#### Data listing:
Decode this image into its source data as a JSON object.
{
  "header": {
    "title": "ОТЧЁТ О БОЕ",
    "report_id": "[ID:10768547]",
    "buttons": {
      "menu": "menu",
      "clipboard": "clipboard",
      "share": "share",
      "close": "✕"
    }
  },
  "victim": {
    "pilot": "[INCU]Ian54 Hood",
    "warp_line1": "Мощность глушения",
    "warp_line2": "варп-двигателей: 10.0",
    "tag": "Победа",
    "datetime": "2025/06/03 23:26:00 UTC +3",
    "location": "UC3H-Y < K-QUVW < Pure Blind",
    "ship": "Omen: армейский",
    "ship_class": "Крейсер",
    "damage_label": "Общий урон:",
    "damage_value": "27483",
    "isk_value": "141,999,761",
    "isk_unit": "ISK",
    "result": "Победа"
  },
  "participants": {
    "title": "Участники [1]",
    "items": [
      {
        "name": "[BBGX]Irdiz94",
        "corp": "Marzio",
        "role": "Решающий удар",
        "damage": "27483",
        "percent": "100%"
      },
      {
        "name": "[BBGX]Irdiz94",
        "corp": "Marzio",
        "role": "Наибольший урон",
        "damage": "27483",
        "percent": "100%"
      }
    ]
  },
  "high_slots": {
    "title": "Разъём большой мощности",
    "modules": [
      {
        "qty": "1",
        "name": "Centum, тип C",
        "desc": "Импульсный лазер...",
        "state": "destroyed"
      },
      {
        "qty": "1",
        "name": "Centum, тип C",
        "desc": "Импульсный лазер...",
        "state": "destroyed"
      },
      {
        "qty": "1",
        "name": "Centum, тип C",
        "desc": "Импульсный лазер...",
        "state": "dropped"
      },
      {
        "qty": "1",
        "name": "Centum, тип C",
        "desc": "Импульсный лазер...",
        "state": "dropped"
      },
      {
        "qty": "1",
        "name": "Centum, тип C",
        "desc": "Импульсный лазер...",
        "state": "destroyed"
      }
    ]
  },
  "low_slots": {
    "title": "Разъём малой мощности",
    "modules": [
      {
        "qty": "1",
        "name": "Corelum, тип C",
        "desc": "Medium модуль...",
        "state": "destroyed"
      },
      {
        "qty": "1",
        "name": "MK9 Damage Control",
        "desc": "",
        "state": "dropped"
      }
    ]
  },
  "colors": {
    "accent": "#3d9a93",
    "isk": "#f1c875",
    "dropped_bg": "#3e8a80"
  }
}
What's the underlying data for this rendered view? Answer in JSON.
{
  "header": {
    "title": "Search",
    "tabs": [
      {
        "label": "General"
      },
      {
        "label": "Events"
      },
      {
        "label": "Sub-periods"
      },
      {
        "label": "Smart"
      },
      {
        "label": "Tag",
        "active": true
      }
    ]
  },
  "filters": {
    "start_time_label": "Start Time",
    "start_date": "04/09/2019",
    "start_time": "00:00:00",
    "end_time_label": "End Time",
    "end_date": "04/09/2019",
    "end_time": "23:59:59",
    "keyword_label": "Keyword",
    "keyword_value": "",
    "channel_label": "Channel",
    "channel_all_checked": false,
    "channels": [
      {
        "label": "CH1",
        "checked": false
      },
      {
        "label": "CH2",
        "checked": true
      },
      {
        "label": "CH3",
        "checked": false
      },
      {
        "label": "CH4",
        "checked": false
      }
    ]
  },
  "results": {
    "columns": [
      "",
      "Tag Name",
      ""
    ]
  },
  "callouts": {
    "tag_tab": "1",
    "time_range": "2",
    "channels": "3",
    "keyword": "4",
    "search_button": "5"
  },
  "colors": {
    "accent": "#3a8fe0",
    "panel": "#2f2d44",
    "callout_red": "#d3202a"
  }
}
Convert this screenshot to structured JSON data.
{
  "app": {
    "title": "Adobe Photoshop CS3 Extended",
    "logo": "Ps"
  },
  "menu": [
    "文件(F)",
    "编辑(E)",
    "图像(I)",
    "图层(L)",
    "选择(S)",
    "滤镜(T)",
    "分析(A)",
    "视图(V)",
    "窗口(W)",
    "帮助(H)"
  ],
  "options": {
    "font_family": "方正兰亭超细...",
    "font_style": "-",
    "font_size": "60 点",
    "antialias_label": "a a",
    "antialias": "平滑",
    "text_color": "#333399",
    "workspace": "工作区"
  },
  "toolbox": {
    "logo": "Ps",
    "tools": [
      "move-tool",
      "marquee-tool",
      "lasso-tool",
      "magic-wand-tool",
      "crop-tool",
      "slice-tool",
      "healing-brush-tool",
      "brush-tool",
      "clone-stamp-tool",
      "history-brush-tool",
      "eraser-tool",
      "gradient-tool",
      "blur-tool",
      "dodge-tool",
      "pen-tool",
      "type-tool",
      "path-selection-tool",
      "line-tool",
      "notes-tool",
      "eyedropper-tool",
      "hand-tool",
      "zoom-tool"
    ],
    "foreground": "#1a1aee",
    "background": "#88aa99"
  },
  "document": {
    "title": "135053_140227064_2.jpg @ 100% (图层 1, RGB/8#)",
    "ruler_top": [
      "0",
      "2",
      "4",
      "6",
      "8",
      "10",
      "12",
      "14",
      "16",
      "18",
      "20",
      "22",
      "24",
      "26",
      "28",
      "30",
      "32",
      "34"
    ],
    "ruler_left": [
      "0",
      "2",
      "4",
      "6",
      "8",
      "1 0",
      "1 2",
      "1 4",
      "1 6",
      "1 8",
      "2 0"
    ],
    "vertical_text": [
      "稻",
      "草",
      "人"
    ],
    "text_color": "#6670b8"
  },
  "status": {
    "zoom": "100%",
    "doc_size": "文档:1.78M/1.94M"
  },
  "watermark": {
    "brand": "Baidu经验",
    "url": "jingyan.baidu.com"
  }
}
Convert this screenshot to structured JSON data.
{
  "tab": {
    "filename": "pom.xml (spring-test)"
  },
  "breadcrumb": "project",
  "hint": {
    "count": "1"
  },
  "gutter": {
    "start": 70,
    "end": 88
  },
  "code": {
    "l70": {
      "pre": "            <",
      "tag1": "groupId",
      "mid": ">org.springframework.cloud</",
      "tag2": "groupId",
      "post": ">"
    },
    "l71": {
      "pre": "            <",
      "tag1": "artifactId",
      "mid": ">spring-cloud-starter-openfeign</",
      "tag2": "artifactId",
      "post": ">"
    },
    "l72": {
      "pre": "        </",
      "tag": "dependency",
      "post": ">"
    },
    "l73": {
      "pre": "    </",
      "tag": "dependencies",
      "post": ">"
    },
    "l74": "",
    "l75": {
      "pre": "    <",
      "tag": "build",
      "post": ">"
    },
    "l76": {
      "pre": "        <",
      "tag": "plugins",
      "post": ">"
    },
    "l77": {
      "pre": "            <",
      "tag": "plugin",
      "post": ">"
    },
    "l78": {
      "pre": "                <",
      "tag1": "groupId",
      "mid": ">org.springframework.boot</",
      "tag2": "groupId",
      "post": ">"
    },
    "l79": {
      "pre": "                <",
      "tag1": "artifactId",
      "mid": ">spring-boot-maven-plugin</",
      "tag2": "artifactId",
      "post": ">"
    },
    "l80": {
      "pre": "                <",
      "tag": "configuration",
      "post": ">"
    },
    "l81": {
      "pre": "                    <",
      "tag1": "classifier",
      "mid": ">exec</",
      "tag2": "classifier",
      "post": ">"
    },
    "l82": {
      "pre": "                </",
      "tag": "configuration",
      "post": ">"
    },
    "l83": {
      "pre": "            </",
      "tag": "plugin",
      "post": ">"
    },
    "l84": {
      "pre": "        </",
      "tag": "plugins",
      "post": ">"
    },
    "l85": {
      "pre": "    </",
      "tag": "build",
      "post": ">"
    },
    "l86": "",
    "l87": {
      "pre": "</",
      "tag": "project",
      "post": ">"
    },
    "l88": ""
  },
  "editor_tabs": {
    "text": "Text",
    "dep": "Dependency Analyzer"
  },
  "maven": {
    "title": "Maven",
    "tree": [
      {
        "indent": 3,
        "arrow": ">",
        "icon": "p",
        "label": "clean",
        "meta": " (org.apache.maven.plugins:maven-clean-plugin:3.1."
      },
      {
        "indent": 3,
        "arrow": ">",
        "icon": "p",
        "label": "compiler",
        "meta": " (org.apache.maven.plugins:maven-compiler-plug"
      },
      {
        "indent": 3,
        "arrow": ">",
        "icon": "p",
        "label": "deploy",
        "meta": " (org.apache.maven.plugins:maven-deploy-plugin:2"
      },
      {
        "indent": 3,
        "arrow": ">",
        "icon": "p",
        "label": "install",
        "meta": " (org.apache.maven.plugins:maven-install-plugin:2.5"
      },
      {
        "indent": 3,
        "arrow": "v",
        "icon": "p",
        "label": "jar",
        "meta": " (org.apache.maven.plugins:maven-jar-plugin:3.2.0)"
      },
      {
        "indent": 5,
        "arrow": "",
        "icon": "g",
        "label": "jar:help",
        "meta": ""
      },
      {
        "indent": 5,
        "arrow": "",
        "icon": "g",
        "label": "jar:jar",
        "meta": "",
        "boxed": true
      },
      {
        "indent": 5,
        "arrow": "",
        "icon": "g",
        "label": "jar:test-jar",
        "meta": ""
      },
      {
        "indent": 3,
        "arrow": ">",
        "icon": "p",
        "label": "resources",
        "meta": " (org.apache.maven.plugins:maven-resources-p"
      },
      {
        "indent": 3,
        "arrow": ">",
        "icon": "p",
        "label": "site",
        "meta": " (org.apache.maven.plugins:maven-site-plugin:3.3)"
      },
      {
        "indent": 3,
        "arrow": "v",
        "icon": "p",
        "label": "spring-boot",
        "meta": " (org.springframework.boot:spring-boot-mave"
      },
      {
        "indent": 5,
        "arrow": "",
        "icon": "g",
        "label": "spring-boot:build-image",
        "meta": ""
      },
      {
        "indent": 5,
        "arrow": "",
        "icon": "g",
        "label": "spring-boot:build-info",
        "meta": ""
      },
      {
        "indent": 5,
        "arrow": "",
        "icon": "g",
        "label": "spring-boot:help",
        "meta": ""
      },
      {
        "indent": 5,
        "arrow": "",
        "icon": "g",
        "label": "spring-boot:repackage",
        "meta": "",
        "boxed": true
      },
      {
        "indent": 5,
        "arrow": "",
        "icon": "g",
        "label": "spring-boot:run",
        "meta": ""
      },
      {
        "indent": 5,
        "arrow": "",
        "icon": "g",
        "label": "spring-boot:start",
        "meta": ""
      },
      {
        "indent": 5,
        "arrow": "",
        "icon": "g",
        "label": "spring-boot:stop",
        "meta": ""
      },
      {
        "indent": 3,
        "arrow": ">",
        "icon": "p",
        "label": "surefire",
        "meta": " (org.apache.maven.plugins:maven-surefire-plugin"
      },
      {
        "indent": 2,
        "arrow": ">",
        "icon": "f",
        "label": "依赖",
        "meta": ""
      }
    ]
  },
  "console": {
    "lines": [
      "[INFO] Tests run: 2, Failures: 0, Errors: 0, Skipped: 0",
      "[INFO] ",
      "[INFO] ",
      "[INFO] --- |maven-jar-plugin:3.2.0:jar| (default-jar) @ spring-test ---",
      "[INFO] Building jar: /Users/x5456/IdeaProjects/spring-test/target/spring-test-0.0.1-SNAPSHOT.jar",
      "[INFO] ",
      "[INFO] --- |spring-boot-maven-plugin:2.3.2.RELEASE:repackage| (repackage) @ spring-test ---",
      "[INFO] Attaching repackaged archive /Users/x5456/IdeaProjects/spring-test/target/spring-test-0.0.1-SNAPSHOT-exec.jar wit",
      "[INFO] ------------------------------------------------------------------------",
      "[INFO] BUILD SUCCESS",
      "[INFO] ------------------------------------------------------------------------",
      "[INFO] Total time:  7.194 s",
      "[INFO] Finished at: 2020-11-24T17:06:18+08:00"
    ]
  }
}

#### EXERCISE:
Across the records, how many lines contain "target"? Only the number should be given.

#### CORRECT ANSWER:
2